◆ **Collected data entries**
·····
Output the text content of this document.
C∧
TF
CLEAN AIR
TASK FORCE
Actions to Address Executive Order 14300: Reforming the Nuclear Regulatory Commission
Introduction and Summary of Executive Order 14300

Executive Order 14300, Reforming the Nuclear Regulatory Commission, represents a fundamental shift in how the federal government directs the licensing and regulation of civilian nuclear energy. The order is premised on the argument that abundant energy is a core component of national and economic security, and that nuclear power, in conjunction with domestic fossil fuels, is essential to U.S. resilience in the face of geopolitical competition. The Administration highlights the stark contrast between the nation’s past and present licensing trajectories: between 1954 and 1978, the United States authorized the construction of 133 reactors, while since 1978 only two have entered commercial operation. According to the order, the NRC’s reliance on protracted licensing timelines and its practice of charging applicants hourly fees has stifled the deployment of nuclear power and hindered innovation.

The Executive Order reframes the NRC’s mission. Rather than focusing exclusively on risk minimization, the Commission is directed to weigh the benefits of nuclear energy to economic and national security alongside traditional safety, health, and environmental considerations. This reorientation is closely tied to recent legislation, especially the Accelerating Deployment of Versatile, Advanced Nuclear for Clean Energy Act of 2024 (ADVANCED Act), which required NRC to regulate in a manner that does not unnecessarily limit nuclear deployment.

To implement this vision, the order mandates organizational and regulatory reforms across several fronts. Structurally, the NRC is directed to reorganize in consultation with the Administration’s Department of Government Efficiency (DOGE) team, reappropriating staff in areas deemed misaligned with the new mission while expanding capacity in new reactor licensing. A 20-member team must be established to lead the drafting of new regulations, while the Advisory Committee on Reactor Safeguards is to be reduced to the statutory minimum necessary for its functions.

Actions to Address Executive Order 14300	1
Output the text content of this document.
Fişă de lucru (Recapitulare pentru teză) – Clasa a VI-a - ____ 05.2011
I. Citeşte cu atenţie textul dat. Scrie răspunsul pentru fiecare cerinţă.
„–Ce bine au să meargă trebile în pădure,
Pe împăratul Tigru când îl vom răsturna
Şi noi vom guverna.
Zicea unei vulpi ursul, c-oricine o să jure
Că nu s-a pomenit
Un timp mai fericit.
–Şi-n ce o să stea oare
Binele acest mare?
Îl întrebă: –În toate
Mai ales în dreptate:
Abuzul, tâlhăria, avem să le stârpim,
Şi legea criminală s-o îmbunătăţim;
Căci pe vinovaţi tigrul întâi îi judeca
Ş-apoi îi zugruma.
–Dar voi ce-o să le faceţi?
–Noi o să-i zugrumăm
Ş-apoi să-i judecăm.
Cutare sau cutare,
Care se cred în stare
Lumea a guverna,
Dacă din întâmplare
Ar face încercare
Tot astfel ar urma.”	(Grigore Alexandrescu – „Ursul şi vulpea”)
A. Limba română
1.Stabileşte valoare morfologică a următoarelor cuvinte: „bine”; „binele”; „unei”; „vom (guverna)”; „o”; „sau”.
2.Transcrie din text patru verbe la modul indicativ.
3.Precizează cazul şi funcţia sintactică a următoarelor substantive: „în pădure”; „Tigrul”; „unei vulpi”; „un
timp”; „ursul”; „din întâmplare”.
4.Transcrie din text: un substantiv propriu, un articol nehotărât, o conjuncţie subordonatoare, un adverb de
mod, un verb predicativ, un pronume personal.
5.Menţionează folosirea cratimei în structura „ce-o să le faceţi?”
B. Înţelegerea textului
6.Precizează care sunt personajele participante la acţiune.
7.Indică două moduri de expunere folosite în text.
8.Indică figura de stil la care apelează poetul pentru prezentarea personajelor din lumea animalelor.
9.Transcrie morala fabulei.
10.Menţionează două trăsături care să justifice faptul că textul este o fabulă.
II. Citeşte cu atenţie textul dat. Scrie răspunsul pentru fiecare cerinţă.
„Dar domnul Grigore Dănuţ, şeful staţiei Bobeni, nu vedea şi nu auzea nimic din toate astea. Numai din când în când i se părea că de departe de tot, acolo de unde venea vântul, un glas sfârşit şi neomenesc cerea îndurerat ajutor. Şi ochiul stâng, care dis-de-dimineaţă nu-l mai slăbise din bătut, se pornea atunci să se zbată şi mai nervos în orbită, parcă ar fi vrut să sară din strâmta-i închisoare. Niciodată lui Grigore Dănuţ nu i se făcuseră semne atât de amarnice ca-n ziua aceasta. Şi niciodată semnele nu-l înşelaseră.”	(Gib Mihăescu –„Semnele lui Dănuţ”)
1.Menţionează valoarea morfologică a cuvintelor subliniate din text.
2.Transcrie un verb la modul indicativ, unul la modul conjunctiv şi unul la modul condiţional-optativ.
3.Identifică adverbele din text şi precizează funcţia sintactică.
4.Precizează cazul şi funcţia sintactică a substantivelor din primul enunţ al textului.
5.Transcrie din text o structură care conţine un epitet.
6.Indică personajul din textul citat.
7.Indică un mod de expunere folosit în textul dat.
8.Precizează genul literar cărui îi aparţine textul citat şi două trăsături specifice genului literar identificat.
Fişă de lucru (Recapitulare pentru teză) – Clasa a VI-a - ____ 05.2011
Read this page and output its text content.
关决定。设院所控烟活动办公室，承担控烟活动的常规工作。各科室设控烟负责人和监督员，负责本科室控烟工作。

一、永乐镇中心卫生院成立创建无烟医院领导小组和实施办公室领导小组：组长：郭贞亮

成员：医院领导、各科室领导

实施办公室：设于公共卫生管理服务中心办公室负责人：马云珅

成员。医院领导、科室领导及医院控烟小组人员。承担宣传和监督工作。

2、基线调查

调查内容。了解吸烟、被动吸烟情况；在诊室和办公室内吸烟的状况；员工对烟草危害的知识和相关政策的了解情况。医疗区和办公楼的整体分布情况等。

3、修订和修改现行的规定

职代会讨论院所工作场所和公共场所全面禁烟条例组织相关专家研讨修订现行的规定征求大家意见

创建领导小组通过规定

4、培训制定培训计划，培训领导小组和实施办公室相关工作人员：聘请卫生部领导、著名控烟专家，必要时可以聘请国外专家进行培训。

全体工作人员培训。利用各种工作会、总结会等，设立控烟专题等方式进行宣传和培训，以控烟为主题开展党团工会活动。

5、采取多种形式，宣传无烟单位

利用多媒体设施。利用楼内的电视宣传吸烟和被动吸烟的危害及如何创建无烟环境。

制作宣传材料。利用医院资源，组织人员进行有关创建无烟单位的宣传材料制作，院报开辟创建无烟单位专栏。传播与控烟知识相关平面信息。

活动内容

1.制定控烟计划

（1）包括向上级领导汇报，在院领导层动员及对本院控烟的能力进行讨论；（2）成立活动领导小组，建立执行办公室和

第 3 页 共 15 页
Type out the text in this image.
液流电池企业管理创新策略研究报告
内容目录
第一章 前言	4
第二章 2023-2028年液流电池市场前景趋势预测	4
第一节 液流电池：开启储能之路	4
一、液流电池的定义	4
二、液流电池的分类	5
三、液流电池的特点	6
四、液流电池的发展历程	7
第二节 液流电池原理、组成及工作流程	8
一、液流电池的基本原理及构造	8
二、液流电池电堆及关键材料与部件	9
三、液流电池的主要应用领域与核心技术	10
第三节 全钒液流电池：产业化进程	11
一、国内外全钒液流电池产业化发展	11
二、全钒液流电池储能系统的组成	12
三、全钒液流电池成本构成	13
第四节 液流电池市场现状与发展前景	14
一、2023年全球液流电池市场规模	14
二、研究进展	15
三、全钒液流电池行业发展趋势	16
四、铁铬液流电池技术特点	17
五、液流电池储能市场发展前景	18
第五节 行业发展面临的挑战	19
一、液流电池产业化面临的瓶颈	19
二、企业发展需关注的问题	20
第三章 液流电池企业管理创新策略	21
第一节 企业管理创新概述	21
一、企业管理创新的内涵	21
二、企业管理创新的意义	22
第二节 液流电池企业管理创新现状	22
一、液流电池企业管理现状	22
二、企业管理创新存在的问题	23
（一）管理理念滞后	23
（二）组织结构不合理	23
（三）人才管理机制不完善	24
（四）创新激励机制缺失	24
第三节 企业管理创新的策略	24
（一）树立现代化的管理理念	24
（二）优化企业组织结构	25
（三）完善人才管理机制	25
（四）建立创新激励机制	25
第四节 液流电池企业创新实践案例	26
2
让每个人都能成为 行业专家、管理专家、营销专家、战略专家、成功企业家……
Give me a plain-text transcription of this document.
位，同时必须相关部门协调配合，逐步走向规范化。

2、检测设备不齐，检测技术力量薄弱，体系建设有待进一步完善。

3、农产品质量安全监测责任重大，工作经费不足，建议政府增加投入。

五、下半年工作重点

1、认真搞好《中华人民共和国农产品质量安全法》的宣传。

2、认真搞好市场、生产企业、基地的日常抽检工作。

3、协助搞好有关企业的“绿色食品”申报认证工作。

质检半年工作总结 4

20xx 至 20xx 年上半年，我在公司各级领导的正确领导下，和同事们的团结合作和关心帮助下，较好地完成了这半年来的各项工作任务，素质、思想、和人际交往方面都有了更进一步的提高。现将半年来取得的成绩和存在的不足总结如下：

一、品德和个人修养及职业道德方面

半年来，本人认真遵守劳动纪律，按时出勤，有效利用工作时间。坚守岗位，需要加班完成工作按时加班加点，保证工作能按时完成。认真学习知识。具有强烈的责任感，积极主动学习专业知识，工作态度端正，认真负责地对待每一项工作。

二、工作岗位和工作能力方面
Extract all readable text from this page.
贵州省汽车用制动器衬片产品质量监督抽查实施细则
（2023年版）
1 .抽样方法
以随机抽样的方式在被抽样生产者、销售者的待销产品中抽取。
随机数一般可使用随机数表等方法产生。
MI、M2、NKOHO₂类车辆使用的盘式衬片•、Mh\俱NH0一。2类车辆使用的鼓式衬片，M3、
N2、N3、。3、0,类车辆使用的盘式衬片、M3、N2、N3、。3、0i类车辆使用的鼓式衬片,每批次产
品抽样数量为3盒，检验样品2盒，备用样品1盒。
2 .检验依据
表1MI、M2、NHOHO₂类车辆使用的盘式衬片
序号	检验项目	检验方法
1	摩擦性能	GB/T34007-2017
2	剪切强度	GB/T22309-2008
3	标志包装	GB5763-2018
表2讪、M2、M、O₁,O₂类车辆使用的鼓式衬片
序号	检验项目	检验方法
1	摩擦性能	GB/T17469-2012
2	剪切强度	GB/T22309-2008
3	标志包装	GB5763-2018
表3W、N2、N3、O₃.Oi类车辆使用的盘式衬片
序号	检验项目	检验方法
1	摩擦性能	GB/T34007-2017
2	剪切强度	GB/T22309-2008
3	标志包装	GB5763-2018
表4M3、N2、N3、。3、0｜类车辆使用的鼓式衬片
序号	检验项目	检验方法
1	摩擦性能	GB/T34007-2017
·····
◆ **YOUR INSTRUCTIONS**
Select and copy every line from the records that includes the word "pădure".

◆ **WRITTEN SOLUTION**
„–Ce bine au să meargă trebile în pădure,
3.Precizează cazul şi funcţia sintactică a următoarelor substantive: „în pădure”; „Tigrul”; „unei vulpi”; „un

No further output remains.